Among the entries below, count the lines where the string "JSON" occurs, and give only the number.

EXERCISE INPUT =>
┄┄┄┄┄┄┄┄┄┄┄┄┄┄┄┄┄┄┄┄

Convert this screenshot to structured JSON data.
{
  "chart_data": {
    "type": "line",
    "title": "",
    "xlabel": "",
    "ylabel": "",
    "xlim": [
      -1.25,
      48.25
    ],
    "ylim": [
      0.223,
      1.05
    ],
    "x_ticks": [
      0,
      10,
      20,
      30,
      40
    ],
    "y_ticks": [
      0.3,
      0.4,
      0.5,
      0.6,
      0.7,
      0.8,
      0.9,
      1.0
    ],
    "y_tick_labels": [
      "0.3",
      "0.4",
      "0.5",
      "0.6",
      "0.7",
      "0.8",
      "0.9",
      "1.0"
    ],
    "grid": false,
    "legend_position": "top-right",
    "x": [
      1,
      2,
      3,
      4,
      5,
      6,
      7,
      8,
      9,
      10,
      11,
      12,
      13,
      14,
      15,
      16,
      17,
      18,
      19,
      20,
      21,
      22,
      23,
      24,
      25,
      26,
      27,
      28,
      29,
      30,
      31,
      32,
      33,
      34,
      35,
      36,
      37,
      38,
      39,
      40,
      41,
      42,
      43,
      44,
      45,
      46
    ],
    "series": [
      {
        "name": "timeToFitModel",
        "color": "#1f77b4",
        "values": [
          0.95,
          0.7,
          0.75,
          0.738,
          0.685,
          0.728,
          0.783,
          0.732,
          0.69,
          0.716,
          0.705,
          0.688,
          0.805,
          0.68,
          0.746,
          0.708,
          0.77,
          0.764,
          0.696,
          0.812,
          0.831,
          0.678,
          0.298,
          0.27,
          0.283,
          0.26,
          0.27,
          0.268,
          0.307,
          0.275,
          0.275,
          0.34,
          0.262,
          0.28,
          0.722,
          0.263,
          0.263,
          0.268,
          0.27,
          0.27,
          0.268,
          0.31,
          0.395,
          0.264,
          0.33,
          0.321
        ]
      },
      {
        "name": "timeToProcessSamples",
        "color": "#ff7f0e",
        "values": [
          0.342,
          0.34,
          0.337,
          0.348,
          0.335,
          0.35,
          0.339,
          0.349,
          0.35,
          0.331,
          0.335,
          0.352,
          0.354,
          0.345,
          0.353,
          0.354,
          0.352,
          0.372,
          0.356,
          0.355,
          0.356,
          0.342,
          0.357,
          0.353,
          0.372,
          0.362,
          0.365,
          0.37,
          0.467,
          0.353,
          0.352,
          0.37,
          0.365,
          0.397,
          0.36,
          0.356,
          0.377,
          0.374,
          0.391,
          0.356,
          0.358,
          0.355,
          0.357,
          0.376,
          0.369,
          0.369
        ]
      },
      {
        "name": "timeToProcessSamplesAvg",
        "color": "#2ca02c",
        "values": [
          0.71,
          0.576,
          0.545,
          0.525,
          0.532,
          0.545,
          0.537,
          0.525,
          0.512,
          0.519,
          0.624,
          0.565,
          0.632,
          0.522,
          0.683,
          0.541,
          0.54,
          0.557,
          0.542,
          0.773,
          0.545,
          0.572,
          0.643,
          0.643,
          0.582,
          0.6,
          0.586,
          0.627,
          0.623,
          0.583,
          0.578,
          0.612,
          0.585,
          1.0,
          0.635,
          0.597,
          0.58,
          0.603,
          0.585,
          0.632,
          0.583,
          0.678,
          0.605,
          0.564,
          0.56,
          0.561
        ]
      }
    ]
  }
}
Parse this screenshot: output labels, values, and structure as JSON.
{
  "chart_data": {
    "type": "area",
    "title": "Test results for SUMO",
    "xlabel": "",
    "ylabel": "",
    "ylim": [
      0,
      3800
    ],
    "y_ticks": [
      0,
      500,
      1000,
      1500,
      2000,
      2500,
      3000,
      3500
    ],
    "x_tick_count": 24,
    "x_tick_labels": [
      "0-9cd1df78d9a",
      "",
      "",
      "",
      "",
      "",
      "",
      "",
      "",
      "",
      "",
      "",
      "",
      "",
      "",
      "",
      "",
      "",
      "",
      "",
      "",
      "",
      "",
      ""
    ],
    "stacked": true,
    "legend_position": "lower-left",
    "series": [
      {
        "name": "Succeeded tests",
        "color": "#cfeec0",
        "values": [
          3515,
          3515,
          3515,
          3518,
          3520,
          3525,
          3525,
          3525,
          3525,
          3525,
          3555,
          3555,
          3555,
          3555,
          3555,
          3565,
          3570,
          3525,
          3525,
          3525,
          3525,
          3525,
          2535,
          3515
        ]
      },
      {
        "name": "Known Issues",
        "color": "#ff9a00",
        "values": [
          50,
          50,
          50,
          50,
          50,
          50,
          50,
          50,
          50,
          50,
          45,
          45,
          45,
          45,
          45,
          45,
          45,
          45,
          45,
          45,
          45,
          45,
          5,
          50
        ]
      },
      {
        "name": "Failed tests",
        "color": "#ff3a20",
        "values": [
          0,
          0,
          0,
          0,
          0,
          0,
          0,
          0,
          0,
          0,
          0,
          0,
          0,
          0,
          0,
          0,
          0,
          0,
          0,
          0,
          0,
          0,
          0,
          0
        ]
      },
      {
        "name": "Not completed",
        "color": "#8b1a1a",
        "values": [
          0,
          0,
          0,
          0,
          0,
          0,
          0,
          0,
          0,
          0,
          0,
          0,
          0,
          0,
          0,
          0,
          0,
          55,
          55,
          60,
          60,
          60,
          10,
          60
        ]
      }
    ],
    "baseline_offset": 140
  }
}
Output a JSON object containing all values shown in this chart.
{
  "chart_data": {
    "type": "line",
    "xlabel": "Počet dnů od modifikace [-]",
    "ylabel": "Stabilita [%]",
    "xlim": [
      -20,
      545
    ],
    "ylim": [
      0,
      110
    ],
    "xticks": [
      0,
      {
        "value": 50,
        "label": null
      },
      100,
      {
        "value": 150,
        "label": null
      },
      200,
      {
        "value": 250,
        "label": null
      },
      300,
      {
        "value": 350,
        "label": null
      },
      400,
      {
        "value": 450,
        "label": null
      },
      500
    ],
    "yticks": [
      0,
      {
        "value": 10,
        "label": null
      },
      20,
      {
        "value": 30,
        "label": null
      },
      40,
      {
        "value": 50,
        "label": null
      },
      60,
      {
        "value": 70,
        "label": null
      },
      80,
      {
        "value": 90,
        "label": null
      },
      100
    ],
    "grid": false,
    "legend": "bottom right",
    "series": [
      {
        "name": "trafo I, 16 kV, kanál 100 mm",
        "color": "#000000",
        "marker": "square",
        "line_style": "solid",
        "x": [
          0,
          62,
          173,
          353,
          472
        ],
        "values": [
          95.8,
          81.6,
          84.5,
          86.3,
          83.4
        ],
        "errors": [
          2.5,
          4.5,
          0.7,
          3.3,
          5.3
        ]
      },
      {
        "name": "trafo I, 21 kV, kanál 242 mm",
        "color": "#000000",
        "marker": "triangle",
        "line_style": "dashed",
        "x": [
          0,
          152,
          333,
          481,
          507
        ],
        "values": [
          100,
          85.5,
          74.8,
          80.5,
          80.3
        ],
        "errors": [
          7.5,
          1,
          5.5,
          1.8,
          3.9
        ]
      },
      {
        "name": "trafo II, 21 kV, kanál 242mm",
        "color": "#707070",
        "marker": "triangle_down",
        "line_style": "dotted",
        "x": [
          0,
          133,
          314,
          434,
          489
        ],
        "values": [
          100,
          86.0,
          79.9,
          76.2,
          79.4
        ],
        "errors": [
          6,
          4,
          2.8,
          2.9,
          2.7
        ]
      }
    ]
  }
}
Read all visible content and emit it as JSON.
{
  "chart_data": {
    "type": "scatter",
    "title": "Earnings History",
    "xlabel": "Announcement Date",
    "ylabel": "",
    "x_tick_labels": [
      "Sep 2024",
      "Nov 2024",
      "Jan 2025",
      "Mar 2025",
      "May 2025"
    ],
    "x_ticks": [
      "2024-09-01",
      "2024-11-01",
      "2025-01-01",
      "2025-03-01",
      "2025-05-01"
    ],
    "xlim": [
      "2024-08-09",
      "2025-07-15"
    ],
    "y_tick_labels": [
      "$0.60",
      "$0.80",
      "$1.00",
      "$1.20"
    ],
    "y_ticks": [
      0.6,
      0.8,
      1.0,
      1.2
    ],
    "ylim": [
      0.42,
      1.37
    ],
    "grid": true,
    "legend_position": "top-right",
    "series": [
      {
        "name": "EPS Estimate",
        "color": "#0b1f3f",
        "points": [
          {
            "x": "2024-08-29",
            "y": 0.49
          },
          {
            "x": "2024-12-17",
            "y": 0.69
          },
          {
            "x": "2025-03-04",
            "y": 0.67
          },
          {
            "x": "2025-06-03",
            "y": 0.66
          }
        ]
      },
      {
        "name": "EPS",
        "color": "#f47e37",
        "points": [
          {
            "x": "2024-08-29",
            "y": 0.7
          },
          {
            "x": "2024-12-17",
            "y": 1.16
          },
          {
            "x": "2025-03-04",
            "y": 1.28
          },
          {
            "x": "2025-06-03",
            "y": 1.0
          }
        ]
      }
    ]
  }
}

┄┄┄┄┄┄┄┄┄┄┄┄┄┄┄┄┄┄┄┄

RESULT OF THE EXERCISE => 4